Supremos militantes

Por pura hipocresía nomás no gusta que se acuse en voz alta, lo que no necesita prueba alguna, que la Corte de Justicia provincial está integrada por militantes fanatizados del FCS; basta revisar quienes la integran.

POLITICA

Frontal como es, el diputado Fidel Sáenz dijo en el recinto algo que a la falsa moralina del FCS le duele: que "tenemos una Corte de militantes radicales". Para probarlo, Sáenz se remitió a un dato histórico, que "en 1991, el gobernador electo (Arnoldo Castillo) firmó un decreto en el que se puso en comisión a los jueces de la provincia. Allí radica el pecado original del FCS, la Justicia estuvo como rehén de una clase política que venía con ansias de revancha y proclamando vengarse de los que expresaban un pensamiento diferente".

Los integrantes actuales, son cabal muestra de la militancia que se le achaca. Luis Cippitelli acompañó toda la carrera política de Eduardo Brizuela del Moral; ocupó cargos en la UNCA, en la Municipalidad de la Capital y en el propio Gobierno provincial, donde llegó a ocupar el Ministerio de Gobierno. Militancia política, a favor del oficialismo, no se puede esconder, y por eso mismo llegó a la Corte para reemplazar al fallecido Cesar Oviedo.

Amelia del Valle Sesto de Leiva, también llegó para reemplazar  a un fallecido y en un principio se dudó de sus cualidades, solo pesó a su favor su pertenencia al grupo de mujeres catamarqueñas, que en los años ’90 militó contra el gobierno peronista. En un incidente callejero, Sesto de Leiva alcanzó la fama. Ella misma, Sesto de Leiva, en su auto, realizaba pintadas callejeras contra el gobernador Ramón Saadi. En una de esas actividades académicas, no militantes claro, se topó con militantes peronista que le pintaron la cabeza con el aerosol que le quitaron. Fue un incidente difícil para una mujer, pero Sesto de Leiva, con los años terminó beneficiándose.

José Cáceres, antes de integrarse a la Corte de Justicia fue candidato a senador  por el departamento Valle Viejo, por el castillismo. Siempre militó junto a Arnoldo Castillo y quienes lo conocen repiten una anécdota política que confirma la acusación del diputado Sáenz. Campechano, fresco como es, Cáceres cuenta jocosamente que su amigo, el extinto ex gobernador Arnoldo Castillo, antes de cada elección, siempre le pedía “meter preso a un peronista, cualquiera, por cualquier cosa”. Cierto, no cierto, vaya uno a saber, pero Cáceres se divierte contando eso.

• _EXTRACTOS DE DATOS_
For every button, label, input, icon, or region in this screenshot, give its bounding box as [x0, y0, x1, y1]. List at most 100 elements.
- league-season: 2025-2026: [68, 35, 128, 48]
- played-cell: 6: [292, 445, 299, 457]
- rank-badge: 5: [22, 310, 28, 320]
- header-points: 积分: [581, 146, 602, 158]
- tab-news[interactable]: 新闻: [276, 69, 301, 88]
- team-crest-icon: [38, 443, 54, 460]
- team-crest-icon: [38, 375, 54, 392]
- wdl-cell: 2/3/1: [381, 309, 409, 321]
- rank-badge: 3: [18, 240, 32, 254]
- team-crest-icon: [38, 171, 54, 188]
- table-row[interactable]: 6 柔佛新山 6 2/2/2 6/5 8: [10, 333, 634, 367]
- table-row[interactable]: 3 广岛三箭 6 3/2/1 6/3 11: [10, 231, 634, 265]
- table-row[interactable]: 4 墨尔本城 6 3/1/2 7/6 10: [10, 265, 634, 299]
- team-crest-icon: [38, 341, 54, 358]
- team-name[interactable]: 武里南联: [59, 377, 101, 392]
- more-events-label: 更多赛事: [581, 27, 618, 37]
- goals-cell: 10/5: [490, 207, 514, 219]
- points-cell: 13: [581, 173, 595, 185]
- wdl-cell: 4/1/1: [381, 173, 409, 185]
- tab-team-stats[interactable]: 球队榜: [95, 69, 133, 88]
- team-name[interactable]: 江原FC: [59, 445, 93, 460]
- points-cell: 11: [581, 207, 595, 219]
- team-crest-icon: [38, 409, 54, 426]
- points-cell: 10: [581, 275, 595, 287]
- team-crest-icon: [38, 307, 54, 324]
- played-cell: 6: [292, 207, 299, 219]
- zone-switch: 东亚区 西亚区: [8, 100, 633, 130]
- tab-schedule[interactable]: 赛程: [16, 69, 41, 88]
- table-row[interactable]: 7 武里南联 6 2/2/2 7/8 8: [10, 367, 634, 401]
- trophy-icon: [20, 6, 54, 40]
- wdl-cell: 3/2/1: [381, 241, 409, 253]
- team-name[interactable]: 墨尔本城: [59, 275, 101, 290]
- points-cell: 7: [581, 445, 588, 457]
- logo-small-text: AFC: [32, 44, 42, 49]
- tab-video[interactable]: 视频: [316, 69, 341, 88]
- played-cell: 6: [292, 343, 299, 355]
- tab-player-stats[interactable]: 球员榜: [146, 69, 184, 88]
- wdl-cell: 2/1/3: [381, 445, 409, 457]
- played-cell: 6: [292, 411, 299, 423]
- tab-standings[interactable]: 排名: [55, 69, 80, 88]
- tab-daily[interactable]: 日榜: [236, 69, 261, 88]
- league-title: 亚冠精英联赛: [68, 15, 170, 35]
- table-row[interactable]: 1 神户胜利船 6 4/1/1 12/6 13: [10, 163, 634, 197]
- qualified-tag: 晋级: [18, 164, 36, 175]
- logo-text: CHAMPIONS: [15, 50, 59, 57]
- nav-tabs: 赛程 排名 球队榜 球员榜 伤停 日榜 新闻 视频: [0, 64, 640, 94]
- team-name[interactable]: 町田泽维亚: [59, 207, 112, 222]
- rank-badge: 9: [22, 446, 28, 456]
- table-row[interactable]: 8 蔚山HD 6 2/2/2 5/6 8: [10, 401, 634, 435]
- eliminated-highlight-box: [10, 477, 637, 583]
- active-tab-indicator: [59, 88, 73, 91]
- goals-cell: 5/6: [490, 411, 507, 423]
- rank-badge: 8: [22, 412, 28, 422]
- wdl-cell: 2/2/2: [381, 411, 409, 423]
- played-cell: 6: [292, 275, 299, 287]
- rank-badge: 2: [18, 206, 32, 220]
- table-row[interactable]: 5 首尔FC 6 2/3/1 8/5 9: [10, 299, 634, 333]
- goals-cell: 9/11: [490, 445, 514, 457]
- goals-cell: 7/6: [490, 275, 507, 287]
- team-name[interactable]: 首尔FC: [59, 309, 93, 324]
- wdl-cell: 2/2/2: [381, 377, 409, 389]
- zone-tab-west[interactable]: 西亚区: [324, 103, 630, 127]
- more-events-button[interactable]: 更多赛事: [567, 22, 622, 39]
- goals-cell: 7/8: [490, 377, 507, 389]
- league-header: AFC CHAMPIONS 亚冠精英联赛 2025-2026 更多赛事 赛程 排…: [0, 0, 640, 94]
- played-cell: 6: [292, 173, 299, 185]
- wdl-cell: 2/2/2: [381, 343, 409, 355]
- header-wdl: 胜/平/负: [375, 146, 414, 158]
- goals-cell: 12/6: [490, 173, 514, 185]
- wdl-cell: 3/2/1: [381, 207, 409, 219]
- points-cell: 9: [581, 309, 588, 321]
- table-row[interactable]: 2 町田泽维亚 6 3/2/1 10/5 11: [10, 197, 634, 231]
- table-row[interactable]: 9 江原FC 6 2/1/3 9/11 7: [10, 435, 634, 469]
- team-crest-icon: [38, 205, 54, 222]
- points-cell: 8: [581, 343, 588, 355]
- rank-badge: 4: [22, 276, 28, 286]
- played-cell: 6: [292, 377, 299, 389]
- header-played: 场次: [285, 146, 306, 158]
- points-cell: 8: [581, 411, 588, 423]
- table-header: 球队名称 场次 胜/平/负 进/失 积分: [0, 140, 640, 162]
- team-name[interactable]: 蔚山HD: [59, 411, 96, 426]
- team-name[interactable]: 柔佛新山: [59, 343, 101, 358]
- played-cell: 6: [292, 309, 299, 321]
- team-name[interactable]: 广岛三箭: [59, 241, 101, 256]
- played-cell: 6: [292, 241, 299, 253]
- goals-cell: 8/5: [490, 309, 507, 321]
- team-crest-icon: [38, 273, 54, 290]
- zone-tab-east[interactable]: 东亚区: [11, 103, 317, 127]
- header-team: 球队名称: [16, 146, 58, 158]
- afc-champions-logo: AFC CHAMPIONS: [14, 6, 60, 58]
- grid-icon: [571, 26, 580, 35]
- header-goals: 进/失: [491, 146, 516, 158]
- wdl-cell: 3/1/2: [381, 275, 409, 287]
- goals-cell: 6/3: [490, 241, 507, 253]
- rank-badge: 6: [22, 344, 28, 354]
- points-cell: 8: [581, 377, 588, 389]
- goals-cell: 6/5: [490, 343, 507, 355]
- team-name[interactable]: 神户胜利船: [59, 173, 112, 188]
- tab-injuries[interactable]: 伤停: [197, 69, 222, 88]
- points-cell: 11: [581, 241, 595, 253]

• _TAREAS Y EJERCICIOS_
(A) Traduce al inglés esta oración del texto sobre la Corte de Justicia: "José Cáceres, antes de integrarse a la Corte de Justicia fue candidato a senador por el departamento Valle Viejo, por el castillismo."
(B) Resume en forma de lista el párrafo del texto sobre la Corte de Justicia que empieza con "Los integrantes actuales", conservando sus datos principales.
(C) Imprime sin cambios el fragmento del texto sobre la Corte de Justicia desde "José Cáceres, antes" hasta "divierte contando eso.", ambos incluidos.

• _RESPUESTAS ESCRITAS_
(A) Before joining the Court of Justice, José Cáceres was a candidate for senator for the Valle Viejo department, representing castillismo.

(B)
- Los integrantes actuales de la Corte muestran la militancia que se les atribuye.
- Luis Cippitelli acompañó toda la carrera política de Eduardo Brizuela del Moral.
- Ocupó cargos en la UNCA, en la Municipalidad de la Capital y en el Gobierno provincial, donde llegó al Ministerio de Gobierno.
- Por su militancia a favor del oficialismo llegó a la Corte para reemplazar al fallecido Cesar Oviedo.

(C)
José Cáceres, antes de integrarse a la Corte de Justicia fue candidato a senador  por el departamento Valle Viejo, por el castillismo. Siempre militó junto a Arnoldo Castillo y quienes lo conocen repiten una anécdota política que confirma la acusación del diputado Sáenz. Campechano, fresco como es, Cáceres cuenta jocosamente que su amigo, el extinto ex gobernador Arnoldo Castillo, antes de cada elección, siempre le pedía “meter preso a un peronista, cualquiera, por cualquier cosa”. Cierto, no cierto, vaya uno a saber, pero Cáceres se divierte contando eso.